SET TASK :: Copy out the listing in full, exactly as written, but not its pictures.

################

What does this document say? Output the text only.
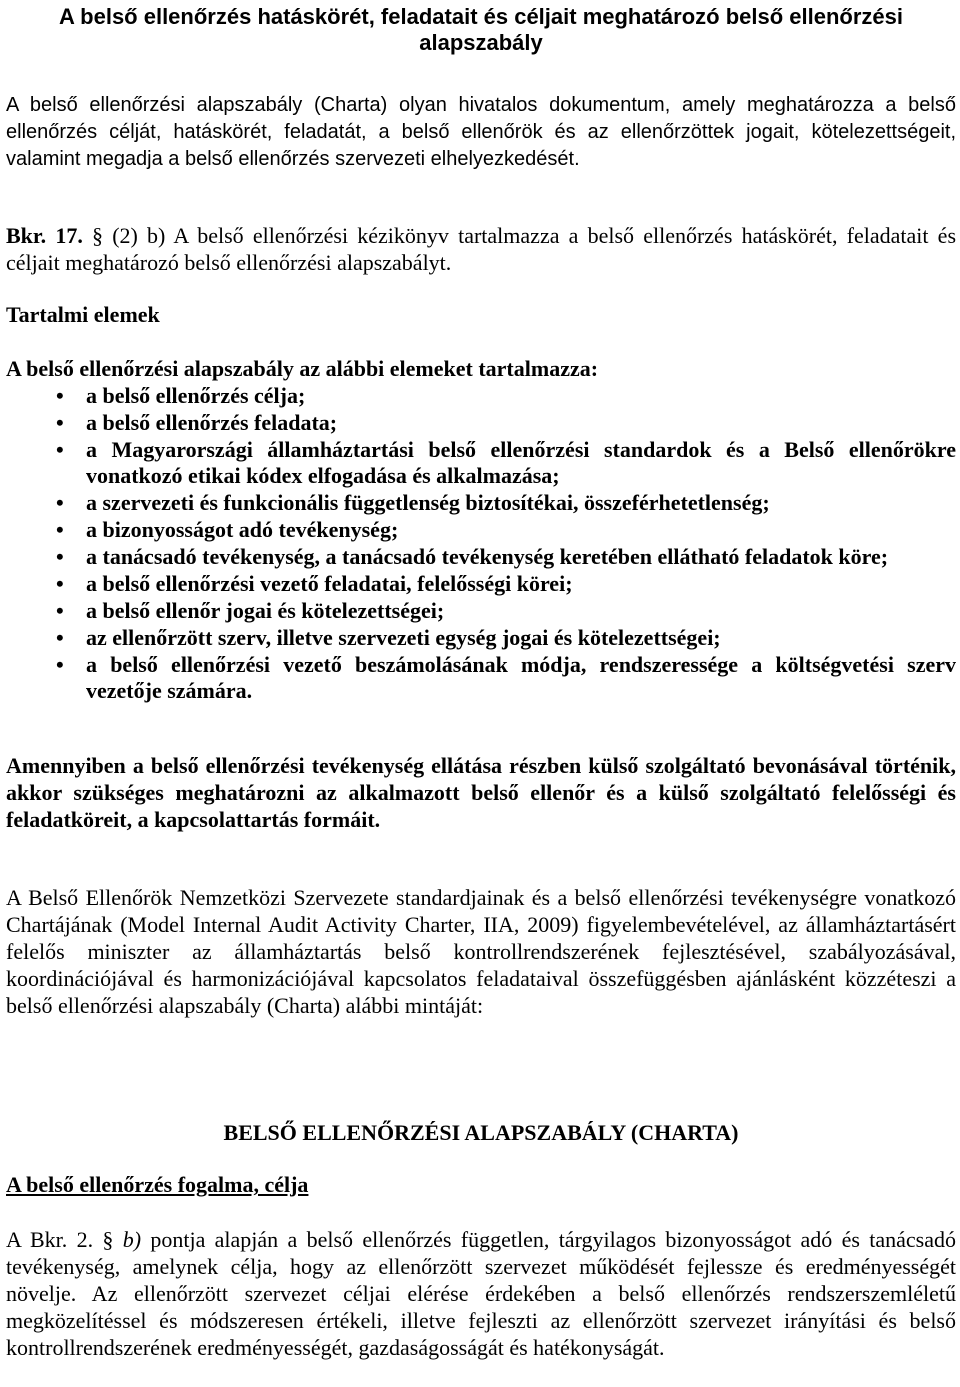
A belső ellenőrzés hatáskörét, feladatait és céljait meghatározó belső ellenőrzési alapszabály
A belső ellenőrzési alapszabály (Charta) olyan hivatalos dokumentum, amely meghatározza a belső ellenőrzés célját, hatáskörét, feladatát, a belső ellenőrök és az ellenőrzöttek jogait, kötelezettségeit, valamint megadja a belső ellenőrzés szervezeti elhelyezkedését.
Bkr. 17. § (2) b) A belső ellenőrzési kézikönyv tartalmazza a belső ellenőrzés hatáskörét, feladatait és céljait meghatározó belső ellenőrzési alapszabályt.
Tartalmi elemek
A belső ellenőrzési alapszabály az alábbi elemeket tartalmazza:
• a belső ellenőrzés célja;
• a belső ellenőrzés feladata;
• a Magyarországi államháztartási belső ellenőrzési standardok és a Belső ellenőrökre vonatkozó etikai kódex elfogadása és alkalmazása;
• a szervezeti és funkcionális függetlenség biztosítékai, összeférhetetlenség;
• a bizonyosságot adó tevékenység;
• a tanácsadó tevékenység, a tanácsadó tevékenység keretében ellátható feladatok köre;
• a belső ellenőrzési vezető feladatai, felelősségi körei;
• a belső ellenőr jogai és kötelezettségei;
• az ellenőrzött szerv, illetve szervezeti egység jogai és kötelezettségei;
• a belső ellenőrzési vezető beszámolásának módja, rendszeressége a költségvetési szerv vezetője számára.
Amennyiben a belső ellenőrzési tevékenység ellátása részben külső szolgáltató bevonásával történik, akkor szükséges meghatározni az alkalmazott belső ellenőr és a külső szolgáltató felelősségi és feladatköreit, a kapcsolattartás formáit.
A Belső Ellenőrök Nemzetközi Szervezete standardjainak és a belső ellenőrzési tevékenységre vonatkozó Chartájának (Model Internal Audit Activity Charter, IIA, 2009) figyelembevételével, az államháztartásért felelős miniszter az államháztartás belső kontrollrendszerének fejlesztésével, szabályozásával, koordinációjával és harmonizációjával kapcsolatos feladataival összefüggésben ajánlásként közzéteszi a belső ellenőrzési alapszabály (Charta) alábbi mintáját:
BELSŐ ELLENŐRZÉSI ALAPSZABÁLY (CHARTA)
A belső ellenőrzés fogalma, célja
A Bkr. 2. § b) pontja alapján a belső ellenőrzés független, tárgyilagos bizonyosságot adó és tanácsadó tevékenység, amelynek célja, hogy az ellenőrzött szervezet működését fejlessze és eredményességét növelje. Az ellenőrzött szervezet céljai elérése érdekében a belső ellenőrzés rendszerszemléletű megközelítéssel és módszeresen értékeli, illetve fejleszti az ellenőrzött szervezet irányítási és belső kontrollrendszerének eredményességét, gazdaságosságát és hatékonyságát.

################

ANSWER TO THE TASK ::
What does this document say? Output the text only.
A belső ellenőrzés hatáskörét, feladatait és céljait meghatározó belső ellenőrzési alapszabály
A belső ellenőrzési alapszabály (Charta) olyan hivatalos dokumentum, amely meghatározza a belső ellenőrzés célját, hatáskörét, feladatát, a belső ellenőrök és az ellenőrzöttek jogait, kötelezettségeit, valamint megadja a belső ellenőrzés szervezeti elhelyezkedését.
Bkr. 17. § (2) b) A belső ellenőrzési kézikönyv tartalmazza a belső ellenőrzés hatáskörét, feladatait és céljait meghatározó belső ellenőrzési alapszabályt.
Tartalmi elemek
A belső ellenőrzési alapszabály az alábbi elemeket tartalmazza:
• a belső ellenőrzés célja;
• a belső ellenőrzés feladata;
• a Magyarországi államháztartási belső ellenőrzési standardok és a Belső ellenőrökre vonatkozó etikai kódex elfogadása és alkalmazása;
• a szervezeti és funkcionális függetlenség biztosítékai, összeférhetetlenség;
• a bizonyosságot adó tevékenység;
• a tanácsadó tevékenység, a tanácsadó tevékenység keretében ellátható feladatok köre;
• a belső ellenőrzési vezető feladatai, felelősségi körei;
• a belső ellenőr jogai és kötelezettségei;
• az ellenőrzött szerv, illetve szervezeti egység jogai és kötelezettségei;
• a belső ellenőrzési vezető beszámolásának módja, rendszeressége a költségvetési szerv vezetője számára.
Amennyiben a belső ellenőrzési tevékenység ellátása részben külső szolgáltató bevonásával történik, akkor szükséges meghatározni az alkalmazott belső ellenőr és a külső szolgáltató felelősségi és feladatköreit, a kapcsolattartás formáit.
A Belső Ellenőrök Nemzetközi Szervezete standardjainak és a belső ellenőrzési tevékenységre vonatkozó Chartájának (Model Internal Audit Activity Charter, IIA, 2009) figyelembevételével, az államháztartásért felelős miniszter az államháztartás belső kontrollrendszerének fejlesztésével, szabályozásával, koordinációjával és harmonizációjával kapcsolatos feladataival összefüggésben ajánlásként közzéteszi a belső ellenőrzési alapszabály (Charta) alábbi mintáját:
BELSŐ ELLENŐRZÉSI ALAPSZABÁLY (CHARTA)
A belső ellenőrzés fogalma, célja
A Bkr. 2. § b) pontja alapján a belső ellenőrzés független, tárgyilagos bizonyosságot adó és tanácsadó tevékenység, amelynek célja, hogy az ellenőrzött szervezet működését fejlessze és eredményességét növelje. Az ellenőrzött szervezet céljai elérése érdekében a belső ellenőrzés rendszerszemléletű megközelítéssel és módszeresen értékeli, illetve fejleszti az ellenőrzött szervezet irányítási és belső kontrollrendszerének eredményességét, gazdaságosságát és hatékonyságát.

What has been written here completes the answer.